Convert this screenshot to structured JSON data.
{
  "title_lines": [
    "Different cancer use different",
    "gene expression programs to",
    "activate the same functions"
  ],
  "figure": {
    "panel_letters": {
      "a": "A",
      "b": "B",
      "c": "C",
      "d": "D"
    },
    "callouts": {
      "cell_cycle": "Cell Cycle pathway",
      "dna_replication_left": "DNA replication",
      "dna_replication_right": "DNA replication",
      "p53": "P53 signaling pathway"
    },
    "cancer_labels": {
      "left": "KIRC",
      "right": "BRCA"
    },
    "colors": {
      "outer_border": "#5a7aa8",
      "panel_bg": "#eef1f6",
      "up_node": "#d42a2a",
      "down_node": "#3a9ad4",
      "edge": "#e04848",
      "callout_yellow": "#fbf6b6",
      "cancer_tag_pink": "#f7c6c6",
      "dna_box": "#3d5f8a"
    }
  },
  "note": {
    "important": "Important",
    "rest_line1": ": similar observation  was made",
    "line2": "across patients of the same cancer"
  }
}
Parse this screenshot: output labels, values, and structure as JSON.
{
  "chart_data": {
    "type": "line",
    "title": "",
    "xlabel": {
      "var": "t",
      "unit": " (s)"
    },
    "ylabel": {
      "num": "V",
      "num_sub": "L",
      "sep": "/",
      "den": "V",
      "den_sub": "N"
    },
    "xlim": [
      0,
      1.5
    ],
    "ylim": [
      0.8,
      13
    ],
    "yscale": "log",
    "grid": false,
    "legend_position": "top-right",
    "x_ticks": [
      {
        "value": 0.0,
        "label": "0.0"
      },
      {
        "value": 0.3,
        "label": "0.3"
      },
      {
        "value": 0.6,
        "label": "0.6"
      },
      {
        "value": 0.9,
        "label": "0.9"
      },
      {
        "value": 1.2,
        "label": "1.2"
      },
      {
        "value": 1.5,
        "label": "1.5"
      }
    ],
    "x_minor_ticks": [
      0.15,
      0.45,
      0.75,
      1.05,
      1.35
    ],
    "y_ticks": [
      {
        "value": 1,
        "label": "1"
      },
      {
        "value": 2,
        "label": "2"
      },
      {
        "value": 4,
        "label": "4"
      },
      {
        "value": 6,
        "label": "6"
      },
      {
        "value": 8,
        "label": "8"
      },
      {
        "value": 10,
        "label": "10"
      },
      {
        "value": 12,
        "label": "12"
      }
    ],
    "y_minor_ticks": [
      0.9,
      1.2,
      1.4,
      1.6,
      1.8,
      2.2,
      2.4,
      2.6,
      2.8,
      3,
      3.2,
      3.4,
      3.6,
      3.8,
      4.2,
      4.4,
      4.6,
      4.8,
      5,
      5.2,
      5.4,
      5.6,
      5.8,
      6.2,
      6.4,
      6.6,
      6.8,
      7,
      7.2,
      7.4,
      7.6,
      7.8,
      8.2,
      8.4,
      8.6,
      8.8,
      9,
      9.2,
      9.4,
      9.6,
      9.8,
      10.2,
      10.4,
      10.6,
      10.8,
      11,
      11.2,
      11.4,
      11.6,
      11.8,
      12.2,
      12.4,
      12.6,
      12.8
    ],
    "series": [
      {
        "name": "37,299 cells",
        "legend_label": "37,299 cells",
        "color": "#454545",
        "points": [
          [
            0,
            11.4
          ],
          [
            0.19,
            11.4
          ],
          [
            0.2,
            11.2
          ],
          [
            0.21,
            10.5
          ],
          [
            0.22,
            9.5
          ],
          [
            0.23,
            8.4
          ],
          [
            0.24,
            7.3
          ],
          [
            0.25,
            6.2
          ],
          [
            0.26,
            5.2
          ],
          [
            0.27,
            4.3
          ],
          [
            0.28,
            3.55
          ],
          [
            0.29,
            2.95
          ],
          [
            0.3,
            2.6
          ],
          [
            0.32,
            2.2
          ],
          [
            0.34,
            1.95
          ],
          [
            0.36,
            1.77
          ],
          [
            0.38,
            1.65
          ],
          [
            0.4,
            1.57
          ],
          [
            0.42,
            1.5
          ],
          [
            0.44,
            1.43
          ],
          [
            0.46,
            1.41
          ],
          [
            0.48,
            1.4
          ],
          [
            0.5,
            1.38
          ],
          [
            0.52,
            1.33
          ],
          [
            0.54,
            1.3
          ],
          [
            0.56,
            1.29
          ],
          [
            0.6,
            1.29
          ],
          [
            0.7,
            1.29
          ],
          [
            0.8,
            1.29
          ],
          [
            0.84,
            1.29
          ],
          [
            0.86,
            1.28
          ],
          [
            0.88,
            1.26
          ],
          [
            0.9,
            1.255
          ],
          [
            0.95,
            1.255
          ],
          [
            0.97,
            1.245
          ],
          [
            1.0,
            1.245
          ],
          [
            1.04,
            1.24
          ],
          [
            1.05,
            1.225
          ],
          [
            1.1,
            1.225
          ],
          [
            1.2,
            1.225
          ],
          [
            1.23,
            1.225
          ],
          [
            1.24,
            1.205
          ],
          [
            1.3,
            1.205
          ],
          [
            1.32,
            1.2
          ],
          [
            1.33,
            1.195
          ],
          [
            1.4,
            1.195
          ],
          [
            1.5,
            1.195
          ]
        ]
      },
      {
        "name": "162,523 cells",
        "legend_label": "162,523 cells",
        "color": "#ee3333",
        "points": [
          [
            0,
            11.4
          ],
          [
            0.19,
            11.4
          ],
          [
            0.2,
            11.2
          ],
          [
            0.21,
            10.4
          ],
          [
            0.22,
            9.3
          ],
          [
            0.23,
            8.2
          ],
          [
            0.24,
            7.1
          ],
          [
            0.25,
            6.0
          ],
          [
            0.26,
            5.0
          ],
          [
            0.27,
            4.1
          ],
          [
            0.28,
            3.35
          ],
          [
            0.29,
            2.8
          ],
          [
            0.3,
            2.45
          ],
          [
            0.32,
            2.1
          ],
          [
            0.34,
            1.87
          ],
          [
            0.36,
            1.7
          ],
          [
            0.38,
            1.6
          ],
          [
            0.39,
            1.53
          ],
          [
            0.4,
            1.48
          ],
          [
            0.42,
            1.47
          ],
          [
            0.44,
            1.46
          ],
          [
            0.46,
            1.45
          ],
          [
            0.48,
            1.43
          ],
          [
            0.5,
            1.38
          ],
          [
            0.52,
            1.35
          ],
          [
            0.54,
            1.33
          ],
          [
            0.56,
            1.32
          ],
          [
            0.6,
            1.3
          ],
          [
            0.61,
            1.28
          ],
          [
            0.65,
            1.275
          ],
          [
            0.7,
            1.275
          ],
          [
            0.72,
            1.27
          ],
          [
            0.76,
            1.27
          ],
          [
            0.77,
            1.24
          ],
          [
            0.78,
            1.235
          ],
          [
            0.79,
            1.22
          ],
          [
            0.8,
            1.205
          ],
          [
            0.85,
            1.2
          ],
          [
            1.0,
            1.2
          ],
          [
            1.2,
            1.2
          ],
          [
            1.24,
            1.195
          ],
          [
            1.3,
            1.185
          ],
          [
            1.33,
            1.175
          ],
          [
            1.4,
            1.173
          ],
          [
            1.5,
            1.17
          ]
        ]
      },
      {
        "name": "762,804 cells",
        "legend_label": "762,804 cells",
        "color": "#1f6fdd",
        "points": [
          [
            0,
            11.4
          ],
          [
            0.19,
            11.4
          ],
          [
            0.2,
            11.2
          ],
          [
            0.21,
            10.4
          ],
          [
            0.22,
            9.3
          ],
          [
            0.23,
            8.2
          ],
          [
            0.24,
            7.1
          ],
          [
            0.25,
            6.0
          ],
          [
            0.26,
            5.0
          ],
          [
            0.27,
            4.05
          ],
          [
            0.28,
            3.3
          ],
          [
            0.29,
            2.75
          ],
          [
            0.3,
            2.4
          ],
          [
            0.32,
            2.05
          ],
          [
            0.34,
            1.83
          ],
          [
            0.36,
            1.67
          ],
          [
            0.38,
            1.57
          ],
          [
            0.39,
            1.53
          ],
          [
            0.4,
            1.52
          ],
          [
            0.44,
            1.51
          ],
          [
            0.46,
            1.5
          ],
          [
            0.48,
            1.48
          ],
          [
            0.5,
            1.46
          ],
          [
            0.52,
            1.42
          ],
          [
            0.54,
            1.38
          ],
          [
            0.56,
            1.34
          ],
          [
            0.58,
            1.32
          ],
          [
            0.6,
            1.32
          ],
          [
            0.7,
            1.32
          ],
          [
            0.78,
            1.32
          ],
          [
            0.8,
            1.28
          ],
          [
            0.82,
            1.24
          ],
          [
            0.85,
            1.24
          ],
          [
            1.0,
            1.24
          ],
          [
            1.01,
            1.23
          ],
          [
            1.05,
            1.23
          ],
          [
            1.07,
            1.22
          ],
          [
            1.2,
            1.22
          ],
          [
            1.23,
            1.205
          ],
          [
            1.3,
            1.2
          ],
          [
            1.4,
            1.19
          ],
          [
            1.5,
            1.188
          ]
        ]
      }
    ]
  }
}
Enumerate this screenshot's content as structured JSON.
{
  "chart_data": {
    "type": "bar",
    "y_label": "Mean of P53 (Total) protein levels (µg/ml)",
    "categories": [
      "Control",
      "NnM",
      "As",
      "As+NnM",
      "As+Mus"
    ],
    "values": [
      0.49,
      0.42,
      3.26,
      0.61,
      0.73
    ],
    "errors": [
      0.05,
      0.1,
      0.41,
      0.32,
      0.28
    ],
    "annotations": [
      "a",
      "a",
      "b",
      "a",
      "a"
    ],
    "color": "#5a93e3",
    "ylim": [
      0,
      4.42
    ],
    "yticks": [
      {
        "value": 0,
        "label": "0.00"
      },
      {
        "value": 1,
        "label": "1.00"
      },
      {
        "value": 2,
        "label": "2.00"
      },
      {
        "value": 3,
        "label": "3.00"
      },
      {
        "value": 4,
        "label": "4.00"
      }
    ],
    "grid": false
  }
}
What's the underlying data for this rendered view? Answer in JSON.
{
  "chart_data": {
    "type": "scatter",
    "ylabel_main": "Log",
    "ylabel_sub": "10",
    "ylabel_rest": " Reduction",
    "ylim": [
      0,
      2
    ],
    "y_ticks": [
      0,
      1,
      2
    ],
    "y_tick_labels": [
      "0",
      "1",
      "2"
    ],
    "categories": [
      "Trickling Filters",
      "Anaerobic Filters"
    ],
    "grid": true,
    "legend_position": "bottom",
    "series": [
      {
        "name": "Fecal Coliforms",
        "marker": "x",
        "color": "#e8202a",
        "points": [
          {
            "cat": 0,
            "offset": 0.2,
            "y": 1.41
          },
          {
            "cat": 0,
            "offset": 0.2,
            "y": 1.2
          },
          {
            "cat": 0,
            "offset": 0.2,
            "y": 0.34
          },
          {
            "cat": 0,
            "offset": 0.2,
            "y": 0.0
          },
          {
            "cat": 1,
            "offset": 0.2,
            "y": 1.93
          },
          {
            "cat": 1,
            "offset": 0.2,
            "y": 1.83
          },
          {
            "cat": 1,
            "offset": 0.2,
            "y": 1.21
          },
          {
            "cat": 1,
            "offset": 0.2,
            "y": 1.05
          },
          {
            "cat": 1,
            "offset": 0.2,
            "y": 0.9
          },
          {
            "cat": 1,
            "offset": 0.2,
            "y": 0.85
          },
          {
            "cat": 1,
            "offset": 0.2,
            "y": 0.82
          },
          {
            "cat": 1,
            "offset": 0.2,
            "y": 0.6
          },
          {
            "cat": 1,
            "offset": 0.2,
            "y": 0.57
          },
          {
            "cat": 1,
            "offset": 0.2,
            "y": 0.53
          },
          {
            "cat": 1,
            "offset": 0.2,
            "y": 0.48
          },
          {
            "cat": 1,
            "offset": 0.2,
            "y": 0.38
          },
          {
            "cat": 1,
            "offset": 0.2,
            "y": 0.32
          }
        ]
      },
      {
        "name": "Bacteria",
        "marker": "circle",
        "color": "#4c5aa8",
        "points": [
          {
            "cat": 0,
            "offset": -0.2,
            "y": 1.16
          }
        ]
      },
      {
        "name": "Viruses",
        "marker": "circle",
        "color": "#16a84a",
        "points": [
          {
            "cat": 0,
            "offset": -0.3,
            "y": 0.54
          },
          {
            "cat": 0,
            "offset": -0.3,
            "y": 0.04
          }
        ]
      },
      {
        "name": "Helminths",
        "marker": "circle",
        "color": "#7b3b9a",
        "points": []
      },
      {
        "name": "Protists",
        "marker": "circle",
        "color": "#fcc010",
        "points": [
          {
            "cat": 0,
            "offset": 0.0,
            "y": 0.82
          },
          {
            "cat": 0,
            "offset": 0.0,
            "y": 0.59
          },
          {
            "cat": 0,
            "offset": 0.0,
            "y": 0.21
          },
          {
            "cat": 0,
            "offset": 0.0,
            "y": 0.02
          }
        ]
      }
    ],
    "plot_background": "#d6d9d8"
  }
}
+ + + +
- _EXERCISE_
Go through the entries and copy every line that has "structured".

- _RESPONSE BOX_
Convert this screenshot to structured JSON data.
Enumerate this screenshot's content as structured JSON.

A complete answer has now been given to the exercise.